• [Given information]:
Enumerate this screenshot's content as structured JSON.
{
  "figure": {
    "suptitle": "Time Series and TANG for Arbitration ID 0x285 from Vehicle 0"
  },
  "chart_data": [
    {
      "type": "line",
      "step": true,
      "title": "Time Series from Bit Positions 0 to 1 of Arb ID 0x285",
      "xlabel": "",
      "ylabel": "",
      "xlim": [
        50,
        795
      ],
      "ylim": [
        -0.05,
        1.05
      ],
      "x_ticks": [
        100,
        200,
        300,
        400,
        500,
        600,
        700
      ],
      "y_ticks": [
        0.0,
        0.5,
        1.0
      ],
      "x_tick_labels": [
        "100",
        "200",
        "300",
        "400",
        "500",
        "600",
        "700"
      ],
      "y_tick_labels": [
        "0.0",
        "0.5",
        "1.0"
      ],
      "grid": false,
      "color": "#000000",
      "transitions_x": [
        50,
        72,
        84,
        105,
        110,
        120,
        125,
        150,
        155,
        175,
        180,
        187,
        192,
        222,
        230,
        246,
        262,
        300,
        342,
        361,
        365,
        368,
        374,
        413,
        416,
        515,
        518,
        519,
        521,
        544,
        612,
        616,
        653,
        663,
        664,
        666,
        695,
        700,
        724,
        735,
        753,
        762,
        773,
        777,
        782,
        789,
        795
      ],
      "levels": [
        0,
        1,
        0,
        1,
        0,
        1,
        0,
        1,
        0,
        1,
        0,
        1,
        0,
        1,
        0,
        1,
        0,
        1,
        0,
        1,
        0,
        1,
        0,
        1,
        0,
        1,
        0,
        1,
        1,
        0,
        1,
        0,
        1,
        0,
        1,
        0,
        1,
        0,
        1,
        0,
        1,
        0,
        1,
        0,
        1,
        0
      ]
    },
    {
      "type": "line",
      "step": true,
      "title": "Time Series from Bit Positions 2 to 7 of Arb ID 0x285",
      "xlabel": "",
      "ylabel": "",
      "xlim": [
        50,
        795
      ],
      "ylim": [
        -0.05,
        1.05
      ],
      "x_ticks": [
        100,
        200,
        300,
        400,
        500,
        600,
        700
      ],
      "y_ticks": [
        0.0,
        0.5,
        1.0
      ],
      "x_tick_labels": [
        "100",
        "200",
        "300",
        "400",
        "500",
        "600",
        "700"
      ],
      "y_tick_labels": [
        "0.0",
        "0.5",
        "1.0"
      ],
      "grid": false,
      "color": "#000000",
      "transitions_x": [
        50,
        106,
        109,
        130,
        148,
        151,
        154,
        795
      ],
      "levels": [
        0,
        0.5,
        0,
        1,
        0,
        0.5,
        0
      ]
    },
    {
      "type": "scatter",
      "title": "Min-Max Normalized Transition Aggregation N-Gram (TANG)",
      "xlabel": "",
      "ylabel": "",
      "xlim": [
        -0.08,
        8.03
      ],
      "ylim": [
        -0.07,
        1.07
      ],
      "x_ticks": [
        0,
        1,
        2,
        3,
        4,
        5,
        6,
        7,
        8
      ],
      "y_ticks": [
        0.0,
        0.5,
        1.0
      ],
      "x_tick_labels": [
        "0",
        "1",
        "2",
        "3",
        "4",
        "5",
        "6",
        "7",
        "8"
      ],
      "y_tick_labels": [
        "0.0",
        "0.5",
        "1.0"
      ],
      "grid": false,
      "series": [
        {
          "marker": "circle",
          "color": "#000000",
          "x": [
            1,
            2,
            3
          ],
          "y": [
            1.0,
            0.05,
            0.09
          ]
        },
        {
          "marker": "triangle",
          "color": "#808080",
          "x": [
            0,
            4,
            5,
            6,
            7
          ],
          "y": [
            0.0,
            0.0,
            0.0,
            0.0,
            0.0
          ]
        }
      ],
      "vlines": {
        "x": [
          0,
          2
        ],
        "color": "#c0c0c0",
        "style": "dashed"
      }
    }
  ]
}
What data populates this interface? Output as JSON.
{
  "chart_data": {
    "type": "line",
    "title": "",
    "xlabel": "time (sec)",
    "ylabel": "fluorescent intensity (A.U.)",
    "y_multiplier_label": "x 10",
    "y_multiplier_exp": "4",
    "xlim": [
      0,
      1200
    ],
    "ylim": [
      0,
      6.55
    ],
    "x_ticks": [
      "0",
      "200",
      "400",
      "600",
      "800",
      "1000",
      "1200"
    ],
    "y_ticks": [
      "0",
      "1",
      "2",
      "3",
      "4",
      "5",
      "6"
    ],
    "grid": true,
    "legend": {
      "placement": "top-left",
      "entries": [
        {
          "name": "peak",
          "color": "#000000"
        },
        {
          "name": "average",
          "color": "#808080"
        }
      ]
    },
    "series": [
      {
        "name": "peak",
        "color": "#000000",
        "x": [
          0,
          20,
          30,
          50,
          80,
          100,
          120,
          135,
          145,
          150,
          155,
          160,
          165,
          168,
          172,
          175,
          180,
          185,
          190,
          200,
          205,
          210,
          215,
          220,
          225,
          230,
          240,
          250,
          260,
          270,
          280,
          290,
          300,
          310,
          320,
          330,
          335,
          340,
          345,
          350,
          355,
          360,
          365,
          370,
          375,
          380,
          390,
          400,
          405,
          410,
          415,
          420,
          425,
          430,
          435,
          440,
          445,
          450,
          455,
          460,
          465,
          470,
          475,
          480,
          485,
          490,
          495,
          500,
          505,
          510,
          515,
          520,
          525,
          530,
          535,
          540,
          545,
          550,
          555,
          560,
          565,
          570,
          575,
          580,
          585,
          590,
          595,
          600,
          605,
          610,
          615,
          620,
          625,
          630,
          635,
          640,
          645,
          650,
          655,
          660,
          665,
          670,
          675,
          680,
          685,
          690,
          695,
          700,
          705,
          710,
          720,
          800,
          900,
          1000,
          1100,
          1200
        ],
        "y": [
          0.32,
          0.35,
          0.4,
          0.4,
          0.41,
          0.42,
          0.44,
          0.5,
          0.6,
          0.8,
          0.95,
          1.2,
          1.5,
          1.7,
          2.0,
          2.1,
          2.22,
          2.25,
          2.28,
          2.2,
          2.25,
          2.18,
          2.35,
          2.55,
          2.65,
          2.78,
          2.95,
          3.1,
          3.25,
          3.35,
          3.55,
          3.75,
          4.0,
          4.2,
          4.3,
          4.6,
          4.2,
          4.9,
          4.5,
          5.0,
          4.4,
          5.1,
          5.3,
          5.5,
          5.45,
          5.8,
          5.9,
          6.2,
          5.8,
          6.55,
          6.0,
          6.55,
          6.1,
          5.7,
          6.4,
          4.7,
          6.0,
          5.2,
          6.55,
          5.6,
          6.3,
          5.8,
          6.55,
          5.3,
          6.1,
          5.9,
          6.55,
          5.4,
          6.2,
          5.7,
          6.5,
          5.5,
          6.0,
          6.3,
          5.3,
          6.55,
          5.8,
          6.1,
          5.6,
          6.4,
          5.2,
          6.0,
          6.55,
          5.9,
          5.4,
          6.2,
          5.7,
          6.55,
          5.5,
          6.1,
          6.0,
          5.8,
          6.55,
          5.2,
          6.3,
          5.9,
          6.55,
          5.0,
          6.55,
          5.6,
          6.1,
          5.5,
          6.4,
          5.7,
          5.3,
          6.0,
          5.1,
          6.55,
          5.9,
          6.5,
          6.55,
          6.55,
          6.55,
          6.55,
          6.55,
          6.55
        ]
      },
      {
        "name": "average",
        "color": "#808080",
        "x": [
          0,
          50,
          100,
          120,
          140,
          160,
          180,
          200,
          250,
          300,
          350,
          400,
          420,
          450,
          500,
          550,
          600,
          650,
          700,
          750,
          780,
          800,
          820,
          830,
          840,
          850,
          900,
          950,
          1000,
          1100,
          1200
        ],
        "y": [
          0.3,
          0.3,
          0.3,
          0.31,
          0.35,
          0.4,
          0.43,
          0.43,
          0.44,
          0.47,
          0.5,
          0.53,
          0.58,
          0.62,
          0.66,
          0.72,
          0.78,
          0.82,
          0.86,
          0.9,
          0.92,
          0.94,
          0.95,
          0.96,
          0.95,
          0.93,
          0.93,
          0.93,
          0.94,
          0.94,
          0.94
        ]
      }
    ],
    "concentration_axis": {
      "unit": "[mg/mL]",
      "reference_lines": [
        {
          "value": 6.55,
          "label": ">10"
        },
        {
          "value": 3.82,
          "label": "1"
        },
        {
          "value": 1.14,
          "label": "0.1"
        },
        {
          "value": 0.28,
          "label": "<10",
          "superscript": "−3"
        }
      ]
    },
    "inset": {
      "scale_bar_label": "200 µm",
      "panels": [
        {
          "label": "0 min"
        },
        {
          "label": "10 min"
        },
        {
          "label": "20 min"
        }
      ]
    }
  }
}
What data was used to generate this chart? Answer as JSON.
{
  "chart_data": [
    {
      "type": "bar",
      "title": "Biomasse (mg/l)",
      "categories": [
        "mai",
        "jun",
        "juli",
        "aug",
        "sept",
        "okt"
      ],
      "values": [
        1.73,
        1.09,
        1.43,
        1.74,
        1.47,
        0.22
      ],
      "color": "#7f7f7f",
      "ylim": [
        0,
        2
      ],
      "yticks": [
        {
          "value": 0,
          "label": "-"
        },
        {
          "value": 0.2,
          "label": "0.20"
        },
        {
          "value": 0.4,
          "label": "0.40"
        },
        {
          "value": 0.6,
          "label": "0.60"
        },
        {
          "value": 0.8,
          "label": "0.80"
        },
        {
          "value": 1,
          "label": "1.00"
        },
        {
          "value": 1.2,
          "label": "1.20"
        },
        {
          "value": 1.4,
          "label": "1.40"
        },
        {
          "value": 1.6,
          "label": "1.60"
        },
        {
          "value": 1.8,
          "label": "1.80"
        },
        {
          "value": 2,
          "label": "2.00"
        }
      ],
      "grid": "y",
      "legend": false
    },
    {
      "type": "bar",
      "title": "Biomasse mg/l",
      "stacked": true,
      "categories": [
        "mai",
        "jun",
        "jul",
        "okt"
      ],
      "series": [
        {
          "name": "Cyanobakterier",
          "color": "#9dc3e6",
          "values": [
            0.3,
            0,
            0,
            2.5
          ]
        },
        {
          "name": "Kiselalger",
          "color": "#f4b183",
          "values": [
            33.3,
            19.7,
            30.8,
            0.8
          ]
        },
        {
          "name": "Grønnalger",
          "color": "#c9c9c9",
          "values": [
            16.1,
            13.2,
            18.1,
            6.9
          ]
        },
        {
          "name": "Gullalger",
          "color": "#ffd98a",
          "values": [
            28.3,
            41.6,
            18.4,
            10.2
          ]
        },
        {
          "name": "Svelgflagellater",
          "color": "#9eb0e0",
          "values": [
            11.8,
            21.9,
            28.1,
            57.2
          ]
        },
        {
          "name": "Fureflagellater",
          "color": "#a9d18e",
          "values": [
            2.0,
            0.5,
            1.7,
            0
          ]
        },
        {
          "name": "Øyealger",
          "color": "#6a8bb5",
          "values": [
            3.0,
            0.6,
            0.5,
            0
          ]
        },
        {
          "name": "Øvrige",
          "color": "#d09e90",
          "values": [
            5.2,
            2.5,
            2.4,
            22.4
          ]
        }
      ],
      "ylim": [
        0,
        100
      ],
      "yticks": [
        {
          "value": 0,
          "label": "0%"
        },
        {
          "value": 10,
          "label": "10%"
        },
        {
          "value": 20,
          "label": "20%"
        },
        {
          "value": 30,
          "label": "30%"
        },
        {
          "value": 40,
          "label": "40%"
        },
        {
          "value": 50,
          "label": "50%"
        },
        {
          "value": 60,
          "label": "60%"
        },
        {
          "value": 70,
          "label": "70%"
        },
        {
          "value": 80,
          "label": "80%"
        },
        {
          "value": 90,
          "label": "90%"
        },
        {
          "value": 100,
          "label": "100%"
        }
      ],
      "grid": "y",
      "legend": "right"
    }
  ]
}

• [Task instructions]: Select every line above that contains the word "JSON", and copy it.

• [Answer to this exercise]:
Enumerate this screenshot's content as structured JSON.
What data populates this interface? Output as JSON.
What data was used to generate this chart? Answer as JSON.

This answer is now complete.